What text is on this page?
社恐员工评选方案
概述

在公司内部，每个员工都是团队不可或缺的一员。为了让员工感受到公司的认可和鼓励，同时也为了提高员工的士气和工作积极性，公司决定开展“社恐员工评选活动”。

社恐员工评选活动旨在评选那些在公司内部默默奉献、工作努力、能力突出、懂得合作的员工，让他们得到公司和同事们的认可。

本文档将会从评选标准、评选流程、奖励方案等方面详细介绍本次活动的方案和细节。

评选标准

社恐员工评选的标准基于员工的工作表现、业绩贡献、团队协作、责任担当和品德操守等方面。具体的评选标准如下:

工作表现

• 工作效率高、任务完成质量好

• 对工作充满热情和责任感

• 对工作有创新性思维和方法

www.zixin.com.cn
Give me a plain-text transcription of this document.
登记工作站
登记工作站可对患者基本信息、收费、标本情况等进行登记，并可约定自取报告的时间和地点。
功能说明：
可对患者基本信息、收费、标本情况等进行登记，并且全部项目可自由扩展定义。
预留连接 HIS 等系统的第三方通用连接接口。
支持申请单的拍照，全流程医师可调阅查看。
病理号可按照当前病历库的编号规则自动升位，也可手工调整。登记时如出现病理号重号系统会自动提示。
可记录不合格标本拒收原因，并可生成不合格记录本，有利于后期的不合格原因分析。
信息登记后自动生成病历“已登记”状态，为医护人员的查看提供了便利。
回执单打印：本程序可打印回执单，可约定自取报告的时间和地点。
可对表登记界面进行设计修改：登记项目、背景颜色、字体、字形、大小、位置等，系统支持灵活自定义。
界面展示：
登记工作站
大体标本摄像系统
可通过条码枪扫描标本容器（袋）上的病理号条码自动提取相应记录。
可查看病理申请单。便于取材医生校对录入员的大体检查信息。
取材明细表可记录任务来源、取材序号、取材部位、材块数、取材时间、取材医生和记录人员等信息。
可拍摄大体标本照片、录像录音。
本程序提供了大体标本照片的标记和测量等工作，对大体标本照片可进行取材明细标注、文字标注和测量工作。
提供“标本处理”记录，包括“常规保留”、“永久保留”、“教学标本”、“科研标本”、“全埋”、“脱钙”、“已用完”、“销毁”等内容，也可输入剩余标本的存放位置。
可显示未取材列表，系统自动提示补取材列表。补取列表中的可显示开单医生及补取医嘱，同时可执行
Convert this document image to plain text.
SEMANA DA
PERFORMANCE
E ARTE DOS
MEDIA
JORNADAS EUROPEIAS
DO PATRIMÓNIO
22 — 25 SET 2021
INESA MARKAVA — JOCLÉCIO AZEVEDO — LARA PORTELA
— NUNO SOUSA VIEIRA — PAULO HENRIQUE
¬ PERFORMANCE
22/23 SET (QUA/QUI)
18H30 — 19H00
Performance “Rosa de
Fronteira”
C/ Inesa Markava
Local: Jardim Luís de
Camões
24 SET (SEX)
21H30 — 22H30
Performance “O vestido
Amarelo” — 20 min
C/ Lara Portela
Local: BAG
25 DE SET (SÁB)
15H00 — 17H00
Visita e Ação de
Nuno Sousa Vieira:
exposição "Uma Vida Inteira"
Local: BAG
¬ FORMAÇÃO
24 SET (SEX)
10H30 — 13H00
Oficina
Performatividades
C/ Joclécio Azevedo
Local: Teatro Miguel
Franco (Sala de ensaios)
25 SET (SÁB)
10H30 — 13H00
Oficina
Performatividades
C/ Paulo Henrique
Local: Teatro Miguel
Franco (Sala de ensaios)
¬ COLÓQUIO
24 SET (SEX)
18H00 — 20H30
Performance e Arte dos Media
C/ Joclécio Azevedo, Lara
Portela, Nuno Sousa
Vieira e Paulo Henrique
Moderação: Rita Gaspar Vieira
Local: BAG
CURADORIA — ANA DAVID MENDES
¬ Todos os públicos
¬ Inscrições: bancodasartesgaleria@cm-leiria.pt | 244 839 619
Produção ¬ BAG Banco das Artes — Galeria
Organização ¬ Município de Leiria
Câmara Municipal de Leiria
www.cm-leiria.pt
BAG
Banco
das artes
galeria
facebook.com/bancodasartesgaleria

------------------------

= EXERCISE DESCRIPTION =
Reproduce the records above exactly as they appear.

= FULL ANSWER =
What text is on this page?
社恐员工评选方案
概述

在公司内部，每个员工都是团队不可或缺的一员。为了让员工感受到公司的认可和鼓励，同时也为了提高员工的士气和工作积极性，公司决定开展“社恐员工评选活动”。

社恐员工评选活动旨在评选那些在公司内部默默奉献、工作努力、能力突出、懂得合作的员工，让他们得到公司和同事们的认可。

本文档将会从评选标准、评选流程、奖励方案等方面详细介绍本次活动的方案和细节。

评选标准

社恐员工评选的标准基于员工的工作表现、业绩贡献、团队协作、责任担当和品德操守等方面。具体的评选标准如下:

工作表现

• 工作效率高、任务完成质量好

• 对工作充满热情和责任感

• 对工作有创新性思维和方法

www.zixin.com.cn
Give me a plain-text transcription of this document.
登记工作站
登记工作站可对患者基本信息、收费、标本情况等进行登记，并可约定自取报告的时间和地点。
功能说明：
可对患者基本信息、收费、标本情况等进行登记，并且全部项目可自由扩展定义。
预留连接 HIS 等系统的第三方通用连接接口。
支持申请单的拍照，全流程医师可调阅查看。
病理号可按照当前病历库的编号规则自动升位，也可手工调整。登记时如出现病理号重号系统会自动提示。
可记录不合格标本拒收原因，并可生成不合格记录本，有利于后期的不合格原因分析。
信息登记后自动生成病历“已登记”状态，为医护人员的查看提供了便利。
回执单打印：本程序可打印回执单，可约定自取报告的时间和地点。
可对表登记界面进行设计修改：登记项目、背景颜色、字体、字形、大小、位置等，系统支持灵活自定义。
界面展示：
登记工作站
大体标本摄像系统
可通过条码枪扫描标本容器（袋）上的病理号条码自动提取相应记录。
可查看病理申请单。便于取材医生校对录入员的大体检查信息。
取材明细表可记录任务来源、取材序号、取材部位、材块数、取材时间、取材医生和记录人员等信息。
可拍摄大体标本照片、录像录音。
本程序提供了大体标本照片的标记和测量等工作，对大体标本照片可进行取材明细标注、文字标注和测量工作。
提供“标本处理”记录，包括“常规保留”、“永久保留”、“教学标本”、“科研标本”、“全埋”、“脱钙”、“已用完”、“销毁”等内容，也可输入剩余标本的存放位置。
可显示未取材列表，系统自动提示补取材列表。补取列表中的可显示开单医生及补取医嘱，同时可执行
Convert this document image to plain text.
SEMANA DA
PERFORMANCE
E ARTE DOS
MEDIA
JORNADAS EUROPEIAS
DO PATRIMÓNIO
22 — 25 SET 2021
INESA MARKAVA — JOCLÉCIO AZEVEDO — LARA PORTELA
— NUNO SOUSA VIEIRA — PAULO HENRIQUE
¬ PERFORMANCE
22/23 SET (QUA/QUI)
18H30 — 19H00
Performance “Rosa de
Fronteira”
C/ Inesa Markava
Local: Jardim Luís de
Camões
24 SET (SEX)
21H30 — 22H30
Performance “O vestido
Amarelo” — 20 min
C/ Lara Portela
Local: BAG
25 DE SET (SÁB)
15H00 — 17H00
Visita e Ação de
Nuno Sousa Vieira:
exposição "Uma Vida Inteira"
Local: BAG
¬ FORMAÇÃO
24 SET (SEX)
10H30 — 13H00
Oficina
Performatividades
C/ Joclécio Azevedo
Local: Teatro Miguel
Franco (Sala de ensaios)
25 SET (SÁB)
10H30 — 13H00
Oficina
Performatividades
C/ Paulo Henrique
Local: Teatro Miguel
Franco (Sala de ensaios)
¬ COLÓQUIO
24 SET (SEX)
18H00 — 20H30
Performance e Arte dos Media
C/ Joclécio Azevedo, Lara
Portela, Nuno Sousa
Vieira e Paulo Henrique
Moderação: Rita Gaspar Vieira
Local: BAG
CURADORIA — ANA DAVID MENDES
¬ Todos os públicos
¬ Inscrições: bancodasartesgaleria@cm-leiria.pt | 244 839 619
Produção ¬ BAG Banco das Artes — Galeria
Organização ¬ Município de Leiria
Câmara Municipal de Leiria
www.cm-leiria.pt
BAG
Banco
das artes
galeria
facebook.com/bancodasartesgaleria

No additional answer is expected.